§ What the task asks:
Every line from the one with "Transcribe this chart's" to the end of the data needs to be copied exactly, and no line before it.

** Start **

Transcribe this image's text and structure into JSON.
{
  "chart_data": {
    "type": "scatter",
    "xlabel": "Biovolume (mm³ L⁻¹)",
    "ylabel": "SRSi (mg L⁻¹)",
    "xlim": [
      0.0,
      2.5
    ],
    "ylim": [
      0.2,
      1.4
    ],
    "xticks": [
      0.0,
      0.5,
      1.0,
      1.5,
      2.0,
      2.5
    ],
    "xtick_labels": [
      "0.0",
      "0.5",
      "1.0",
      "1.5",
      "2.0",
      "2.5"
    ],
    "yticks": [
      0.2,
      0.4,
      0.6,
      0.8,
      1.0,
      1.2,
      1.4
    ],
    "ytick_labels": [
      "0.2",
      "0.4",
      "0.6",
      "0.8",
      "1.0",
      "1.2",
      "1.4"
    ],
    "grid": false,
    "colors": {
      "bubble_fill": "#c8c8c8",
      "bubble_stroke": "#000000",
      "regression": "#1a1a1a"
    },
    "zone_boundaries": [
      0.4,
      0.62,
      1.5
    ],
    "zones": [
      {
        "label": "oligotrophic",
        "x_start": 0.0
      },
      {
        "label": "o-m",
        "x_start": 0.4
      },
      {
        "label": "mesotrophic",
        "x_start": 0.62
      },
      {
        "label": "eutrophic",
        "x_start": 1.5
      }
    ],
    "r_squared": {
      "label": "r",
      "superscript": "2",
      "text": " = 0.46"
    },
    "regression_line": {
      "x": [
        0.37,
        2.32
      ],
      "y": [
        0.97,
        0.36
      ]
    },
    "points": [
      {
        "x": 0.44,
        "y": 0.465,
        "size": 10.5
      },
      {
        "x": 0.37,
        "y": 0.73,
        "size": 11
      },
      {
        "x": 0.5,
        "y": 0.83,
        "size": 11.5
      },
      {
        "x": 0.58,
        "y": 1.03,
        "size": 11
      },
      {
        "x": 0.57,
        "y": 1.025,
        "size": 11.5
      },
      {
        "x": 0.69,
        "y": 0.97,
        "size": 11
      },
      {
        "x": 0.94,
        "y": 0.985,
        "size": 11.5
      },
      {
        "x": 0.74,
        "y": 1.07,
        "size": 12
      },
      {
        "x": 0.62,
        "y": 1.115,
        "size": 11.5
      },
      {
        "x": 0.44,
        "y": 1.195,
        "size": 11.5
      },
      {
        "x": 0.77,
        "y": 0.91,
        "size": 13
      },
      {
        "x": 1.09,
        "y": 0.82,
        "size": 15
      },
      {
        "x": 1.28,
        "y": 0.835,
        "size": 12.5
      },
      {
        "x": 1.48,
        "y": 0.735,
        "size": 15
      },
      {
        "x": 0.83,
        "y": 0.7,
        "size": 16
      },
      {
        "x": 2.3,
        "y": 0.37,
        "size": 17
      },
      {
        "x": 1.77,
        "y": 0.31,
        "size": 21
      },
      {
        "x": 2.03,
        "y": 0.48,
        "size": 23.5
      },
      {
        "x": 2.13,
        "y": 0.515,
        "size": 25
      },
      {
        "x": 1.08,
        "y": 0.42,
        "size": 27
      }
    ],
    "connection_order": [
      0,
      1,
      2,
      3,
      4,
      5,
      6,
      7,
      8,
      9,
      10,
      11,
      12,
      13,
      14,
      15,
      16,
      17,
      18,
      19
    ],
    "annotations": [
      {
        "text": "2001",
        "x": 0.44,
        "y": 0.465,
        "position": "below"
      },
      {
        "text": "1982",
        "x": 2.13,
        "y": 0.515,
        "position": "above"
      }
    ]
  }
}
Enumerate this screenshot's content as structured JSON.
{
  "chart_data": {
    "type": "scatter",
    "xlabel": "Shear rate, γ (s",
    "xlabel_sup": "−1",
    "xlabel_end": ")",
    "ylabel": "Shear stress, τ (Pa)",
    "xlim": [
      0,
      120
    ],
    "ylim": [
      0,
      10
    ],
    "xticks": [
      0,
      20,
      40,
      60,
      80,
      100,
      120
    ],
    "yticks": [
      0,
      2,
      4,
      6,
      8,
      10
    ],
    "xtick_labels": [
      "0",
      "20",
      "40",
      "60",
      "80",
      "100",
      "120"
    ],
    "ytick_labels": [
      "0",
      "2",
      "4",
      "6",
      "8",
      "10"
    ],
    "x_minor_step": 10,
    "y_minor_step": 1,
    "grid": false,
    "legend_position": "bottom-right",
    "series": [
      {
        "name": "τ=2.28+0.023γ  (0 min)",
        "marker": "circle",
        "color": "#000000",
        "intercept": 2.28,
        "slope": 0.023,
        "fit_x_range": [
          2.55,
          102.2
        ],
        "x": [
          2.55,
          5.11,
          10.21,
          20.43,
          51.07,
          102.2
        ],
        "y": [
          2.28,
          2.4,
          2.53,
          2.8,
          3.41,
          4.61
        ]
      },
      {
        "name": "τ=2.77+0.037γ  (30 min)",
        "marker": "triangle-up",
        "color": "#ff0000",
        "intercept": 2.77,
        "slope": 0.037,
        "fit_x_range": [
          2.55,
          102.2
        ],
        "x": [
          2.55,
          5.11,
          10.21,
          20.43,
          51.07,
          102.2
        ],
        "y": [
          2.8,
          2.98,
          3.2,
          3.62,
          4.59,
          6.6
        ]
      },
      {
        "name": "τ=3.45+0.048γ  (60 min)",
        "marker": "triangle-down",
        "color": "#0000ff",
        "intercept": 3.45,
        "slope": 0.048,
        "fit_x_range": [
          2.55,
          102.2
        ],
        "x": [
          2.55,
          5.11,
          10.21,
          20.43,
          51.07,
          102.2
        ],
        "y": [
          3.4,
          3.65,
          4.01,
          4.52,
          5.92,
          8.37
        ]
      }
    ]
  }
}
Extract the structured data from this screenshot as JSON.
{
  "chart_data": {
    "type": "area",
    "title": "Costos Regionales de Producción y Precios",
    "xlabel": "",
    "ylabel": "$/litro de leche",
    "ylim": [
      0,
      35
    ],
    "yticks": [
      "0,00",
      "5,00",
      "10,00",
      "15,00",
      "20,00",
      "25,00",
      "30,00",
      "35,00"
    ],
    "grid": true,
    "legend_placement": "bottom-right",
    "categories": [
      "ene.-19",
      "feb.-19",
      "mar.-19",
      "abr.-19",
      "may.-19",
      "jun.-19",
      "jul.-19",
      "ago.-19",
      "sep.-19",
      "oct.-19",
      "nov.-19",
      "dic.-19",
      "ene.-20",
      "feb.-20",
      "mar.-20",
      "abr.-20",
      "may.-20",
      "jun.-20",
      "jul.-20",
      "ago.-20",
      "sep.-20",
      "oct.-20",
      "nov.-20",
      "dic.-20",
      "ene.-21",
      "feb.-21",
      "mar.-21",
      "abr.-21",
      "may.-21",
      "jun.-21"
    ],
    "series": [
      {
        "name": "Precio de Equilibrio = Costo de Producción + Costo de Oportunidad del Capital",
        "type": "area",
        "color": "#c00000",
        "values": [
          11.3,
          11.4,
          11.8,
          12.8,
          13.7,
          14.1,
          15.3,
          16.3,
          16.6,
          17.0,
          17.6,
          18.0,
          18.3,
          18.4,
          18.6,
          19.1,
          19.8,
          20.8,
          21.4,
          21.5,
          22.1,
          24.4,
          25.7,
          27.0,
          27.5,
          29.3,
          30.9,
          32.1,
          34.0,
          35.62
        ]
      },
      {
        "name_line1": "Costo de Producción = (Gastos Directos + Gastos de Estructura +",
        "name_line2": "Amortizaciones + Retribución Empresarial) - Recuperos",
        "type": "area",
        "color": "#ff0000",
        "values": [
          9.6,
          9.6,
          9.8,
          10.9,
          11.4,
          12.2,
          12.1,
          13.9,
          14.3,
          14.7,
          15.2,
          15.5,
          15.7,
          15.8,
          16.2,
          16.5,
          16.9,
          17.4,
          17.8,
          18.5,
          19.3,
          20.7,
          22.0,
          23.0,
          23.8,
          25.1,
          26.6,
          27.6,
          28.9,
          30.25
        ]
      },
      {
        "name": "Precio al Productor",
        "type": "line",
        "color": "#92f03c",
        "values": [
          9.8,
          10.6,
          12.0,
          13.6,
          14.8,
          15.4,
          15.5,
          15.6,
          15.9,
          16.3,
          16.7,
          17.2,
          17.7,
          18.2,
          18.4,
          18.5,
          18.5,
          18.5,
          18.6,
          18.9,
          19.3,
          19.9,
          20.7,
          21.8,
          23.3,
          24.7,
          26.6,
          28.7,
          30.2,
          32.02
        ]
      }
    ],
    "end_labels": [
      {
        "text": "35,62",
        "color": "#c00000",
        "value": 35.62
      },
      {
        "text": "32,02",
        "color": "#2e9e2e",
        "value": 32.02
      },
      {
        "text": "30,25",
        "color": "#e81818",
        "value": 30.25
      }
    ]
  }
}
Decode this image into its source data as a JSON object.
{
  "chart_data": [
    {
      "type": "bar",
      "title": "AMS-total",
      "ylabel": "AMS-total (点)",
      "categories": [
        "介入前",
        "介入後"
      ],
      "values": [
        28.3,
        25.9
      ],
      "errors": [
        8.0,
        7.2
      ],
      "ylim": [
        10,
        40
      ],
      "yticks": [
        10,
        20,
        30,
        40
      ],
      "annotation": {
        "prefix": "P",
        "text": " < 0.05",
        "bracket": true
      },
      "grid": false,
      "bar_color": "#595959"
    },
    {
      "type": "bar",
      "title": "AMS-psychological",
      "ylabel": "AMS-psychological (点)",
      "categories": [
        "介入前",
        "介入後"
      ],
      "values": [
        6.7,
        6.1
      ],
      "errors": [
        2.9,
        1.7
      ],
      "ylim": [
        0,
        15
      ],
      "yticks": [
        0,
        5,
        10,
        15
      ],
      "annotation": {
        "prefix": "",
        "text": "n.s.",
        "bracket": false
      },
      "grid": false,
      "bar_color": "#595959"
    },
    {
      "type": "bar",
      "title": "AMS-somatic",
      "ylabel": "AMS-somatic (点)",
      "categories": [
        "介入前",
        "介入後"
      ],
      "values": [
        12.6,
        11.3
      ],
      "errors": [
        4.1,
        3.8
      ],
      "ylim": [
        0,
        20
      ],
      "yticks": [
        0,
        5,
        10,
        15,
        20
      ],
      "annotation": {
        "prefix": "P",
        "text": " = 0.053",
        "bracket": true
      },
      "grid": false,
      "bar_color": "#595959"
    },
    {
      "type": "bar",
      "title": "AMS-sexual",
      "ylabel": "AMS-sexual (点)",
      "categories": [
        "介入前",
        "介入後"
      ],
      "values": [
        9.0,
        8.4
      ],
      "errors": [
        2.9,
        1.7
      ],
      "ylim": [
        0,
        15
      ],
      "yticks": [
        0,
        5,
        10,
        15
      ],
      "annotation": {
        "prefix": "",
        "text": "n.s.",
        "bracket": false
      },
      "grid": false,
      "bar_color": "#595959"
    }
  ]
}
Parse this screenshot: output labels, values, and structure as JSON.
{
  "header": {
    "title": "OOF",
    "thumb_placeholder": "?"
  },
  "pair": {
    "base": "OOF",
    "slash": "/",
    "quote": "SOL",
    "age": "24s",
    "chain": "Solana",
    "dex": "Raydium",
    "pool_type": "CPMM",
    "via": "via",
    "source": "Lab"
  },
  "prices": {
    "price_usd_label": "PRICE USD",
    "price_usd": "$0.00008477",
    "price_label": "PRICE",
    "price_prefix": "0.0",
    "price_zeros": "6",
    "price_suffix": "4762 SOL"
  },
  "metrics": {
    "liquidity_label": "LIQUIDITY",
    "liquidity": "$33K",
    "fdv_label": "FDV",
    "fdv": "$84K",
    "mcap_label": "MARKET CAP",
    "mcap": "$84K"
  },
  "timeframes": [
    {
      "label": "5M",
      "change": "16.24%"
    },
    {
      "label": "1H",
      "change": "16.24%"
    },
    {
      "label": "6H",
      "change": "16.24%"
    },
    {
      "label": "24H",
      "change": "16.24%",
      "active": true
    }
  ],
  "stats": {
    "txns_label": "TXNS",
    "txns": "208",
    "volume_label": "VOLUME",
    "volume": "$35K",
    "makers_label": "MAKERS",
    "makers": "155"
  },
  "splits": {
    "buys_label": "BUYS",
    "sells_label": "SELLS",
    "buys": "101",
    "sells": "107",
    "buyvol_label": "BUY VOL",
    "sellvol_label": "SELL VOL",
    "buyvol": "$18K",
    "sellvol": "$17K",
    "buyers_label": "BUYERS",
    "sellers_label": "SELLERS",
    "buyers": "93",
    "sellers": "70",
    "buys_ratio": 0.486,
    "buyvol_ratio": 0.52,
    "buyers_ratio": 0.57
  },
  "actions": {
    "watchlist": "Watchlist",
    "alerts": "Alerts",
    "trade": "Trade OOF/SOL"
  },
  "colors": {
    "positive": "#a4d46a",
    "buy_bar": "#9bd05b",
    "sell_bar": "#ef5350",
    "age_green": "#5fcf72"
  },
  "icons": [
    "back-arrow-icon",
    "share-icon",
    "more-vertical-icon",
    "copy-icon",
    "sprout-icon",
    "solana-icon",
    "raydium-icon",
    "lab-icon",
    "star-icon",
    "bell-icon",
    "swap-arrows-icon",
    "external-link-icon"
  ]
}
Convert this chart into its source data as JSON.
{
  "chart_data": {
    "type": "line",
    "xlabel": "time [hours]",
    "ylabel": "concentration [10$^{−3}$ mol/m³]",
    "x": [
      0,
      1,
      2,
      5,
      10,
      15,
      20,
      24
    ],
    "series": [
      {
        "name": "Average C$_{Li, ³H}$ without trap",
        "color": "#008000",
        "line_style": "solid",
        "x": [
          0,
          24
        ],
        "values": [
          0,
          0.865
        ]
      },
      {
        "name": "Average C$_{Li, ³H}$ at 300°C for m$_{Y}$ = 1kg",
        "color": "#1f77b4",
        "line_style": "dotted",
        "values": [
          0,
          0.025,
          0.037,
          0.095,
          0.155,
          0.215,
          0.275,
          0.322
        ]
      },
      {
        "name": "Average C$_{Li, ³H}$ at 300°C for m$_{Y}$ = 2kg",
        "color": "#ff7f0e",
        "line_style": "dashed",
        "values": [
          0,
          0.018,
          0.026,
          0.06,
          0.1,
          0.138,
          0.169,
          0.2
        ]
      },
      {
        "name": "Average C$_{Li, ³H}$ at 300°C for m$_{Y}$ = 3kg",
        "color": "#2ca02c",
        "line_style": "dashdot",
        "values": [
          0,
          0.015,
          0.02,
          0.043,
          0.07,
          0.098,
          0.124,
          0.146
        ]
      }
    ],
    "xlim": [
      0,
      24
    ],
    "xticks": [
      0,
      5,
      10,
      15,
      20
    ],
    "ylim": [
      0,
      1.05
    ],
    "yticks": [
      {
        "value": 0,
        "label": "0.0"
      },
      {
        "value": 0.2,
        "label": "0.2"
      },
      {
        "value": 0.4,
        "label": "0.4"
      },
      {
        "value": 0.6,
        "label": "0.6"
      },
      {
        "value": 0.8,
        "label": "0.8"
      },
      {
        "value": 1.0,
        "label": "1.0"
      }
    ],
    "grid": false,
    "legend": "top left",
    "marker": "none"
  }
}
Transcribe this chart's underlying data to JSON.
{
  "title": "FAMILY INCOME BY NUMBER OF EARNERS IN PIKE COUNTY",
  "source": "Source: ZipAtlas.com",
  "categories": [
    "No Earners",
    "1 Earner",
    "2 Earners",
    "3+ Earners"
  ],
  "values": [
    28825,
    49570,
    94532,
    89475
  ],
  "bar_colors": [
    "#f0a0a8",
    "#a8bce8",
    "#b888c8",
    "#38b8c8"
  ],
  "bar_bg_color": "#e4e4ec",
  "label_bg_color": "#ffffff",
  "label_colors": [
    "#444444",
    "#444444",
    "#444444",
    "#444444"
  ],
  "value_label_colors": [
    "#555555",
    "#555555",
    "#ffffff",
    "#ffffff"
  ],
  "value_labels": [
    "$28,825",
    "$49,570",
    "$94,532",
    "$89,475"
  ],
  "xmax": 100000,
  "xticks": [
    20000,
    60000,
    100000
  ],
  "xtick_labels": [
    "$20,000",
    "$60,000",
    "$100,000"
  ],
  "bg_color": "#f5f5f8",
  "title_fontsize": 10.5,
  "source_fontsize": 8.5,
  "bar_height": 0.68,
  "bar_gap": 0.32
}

** End **

§ Problem solution:
Transcribe this chart's underlying data to JSON.
{
  "title": "FAMILY INCOME BY NUMBER OF EARNERS IN PIKE COUNTY",
  "source": "Source: ZipAtlas.com",
  "categories": [
    "No Earners",
    "1 Earner",
    "2 Earners",
    "3+ Earners"
  ],
  "values": [
    28825,
    49570,
    94532,
    89475
  ],
  "bar_colors": [
    "#f0a0a8",
    "#a8bce8",
    "#b888c8",
    "#38b8c8"
  ],
  "bar_bg_color": "#e4e4ec",
  "label_bg_color": "#ffffff",
  "label_colors": [
    "#444444",
    "#444444",
    "#444444",
    "#444444"
  ],
  "value_label_colors": [
    "#555555",
    "#555555",
    "#ffffff",
    "#ffffff"
  ],
  "value_labels": [
    "$28,825",
    "$49,570",
    "$94,532",
    "$89,475"
  ],
  "xmax": 100000,
  "xticks": [
    20000,
    60000,
    100000
  ],
  "xtick_labels": [
    "$20,000",
    "$60,000",
    "$100,000"
  ],
  "bg_color": "#f5f5f8",
  "title_fontsize": 10.5,
  "source_fontsize": 8.5,
  "bar_height": 0.68,
  "bar_gap": 0.32
}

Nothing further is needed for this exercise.